--- Begin Page text ---
I've been Love-Bombed
So my husband and I are on vacation. We are in another country visiting his non-JW family. We lived here for many years, and our closest JW friends are all here, albeit a 4 hr. plane ride away. They all know that I am inactive, and since we weren't planning on visiting the town we lived in, 2 families came to us.
We had a blast together. We laughed until we cried, we caught up on all our friends' lives. We haven't seen them in 8 years, but we picked up where we left off like it was just last week we'd been together.
My friend had her phone FULL of greetings to us from people we know. Pictures, video messages, emails, etc, etc. Mostly they were to me, and it was really nice to see everyone.... at first. After a while, it was just uncomfortable. It was too much, it was unnatural, something.
And then one day 'the guys' were all out and it was my friend and me. And the questions began... what could she do to help, what had happened that I felt that I couldn't go back to meetings, how it was so important to stay close to Jehovah's organization, the great tribulation was about to begin, blah blah blah. I know she is sooooo sincere, and she and her whole family have fallen for the JW garbage hook, line, and sinker. She was literally in tears, trying to figure out some way to 'help' me.
I mostly told her that I knew that Jehovah understood the situation I was in (I don't believe in Jehovah), and that no matter what anyone thought, Jehovah knew that I was doing the best that I can. After so much talk about my trusting in Jehovah and how I know that Jehovah is helping me through my difficult time, she switched gears to Jehovah's Orginazation and how important it is that we stay close to that.... good grief. I'm exhausted, lol!
--- End Page text ---
--- Begin Given records ---
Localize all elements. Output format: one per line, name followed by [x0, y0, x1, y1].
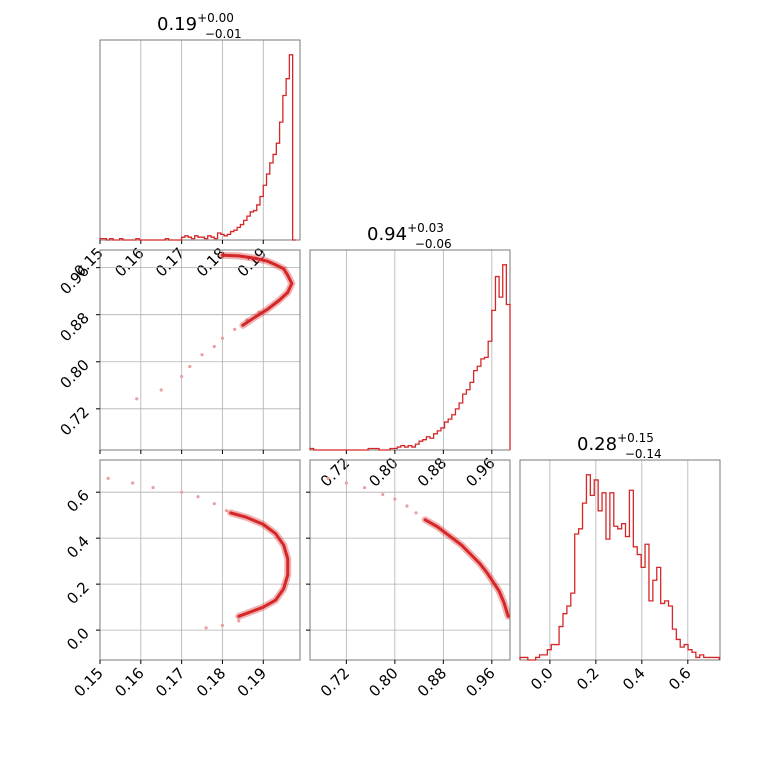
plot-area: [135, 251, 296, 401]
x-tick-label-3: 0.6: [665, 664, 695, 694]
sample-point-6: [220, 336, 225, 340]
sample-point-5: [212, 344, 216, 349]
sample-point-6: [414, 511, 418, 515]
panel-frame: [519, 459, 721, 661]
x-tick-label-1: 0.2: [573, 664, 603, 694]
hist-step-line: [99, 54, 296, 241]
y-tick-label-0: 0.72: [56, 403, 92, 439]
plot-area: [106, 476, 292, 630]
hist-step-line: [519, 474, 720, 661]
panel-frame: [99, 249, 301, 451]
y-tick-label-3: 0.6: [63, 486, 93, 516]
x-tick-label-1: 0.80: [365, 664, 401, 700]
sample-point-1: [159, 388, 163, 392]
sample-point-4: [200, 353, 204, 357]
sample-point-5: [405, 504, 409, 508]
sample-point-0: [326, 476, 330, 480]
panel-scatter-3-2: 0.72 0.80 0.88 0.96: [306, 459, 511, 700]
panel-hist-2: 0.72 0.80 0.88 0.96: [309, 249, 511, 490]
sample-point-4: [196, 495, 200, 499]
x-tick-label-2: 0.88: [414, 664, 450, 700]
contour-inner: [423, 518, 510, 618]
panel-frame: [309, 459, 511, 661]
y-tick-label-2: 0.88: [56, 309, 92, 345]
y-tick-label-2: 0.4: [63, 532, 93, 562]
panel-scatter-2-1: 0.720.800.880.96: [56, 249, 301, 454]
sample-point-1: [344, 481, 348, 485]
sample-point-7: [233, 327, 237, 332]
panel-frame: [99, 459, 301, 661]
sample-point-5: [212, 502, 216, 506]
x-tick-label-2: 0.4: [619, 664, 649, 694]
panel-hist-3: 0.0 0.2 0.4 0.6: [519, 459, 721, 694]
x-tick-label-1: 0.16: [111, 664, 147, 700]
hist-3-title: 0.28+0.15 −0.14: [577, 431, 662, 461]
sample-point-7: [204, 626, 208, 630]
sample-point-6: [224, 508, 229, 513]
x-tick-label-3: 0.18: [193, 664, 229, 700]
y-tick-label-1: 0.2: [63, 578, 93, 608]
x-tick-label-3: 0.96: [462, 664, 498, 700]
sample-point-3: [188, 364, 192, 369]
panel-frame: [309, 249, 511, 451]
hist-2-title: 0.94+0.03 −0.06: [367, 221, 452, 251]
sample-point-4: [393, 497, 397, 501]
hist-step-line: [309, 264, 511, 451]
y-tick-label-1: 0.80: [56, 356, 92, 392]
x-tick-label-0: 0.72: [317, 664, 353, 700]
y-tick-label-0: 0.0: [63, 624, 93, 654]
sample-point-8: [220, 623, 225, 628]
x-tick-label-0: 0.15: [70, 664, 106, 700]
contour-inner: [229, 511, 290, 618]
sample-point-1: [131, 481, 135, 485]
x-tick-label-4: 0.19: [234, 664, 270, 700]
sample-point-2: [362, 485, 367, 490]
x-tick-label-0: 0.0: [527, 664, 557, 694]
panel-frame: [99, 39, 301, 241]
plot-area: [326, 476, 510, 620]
--- End Given records ---
* Problem *
Print the passage of the post starting with "I've been Love-Bombed" and going on through "we'd been together.", word for word. Work from the post alone and leave the data aside.

* Output for this task *
I've been Love-Bombed
So my husband and I are on vacation. We are in another country visiting his non-JW family. We lived here for many years, and our closest JW friends are all here, albeit a 4 hr. plane ride away. They all know that I am inactive, and since we weren't planning on visiting the town we lived in, 2 families came to us.
We had a blast together. We laughed until we cried, we caught up on all our friends' lives. We haven't seen them in 8 years, but we picked up where we left off like it was just last week we'd been together.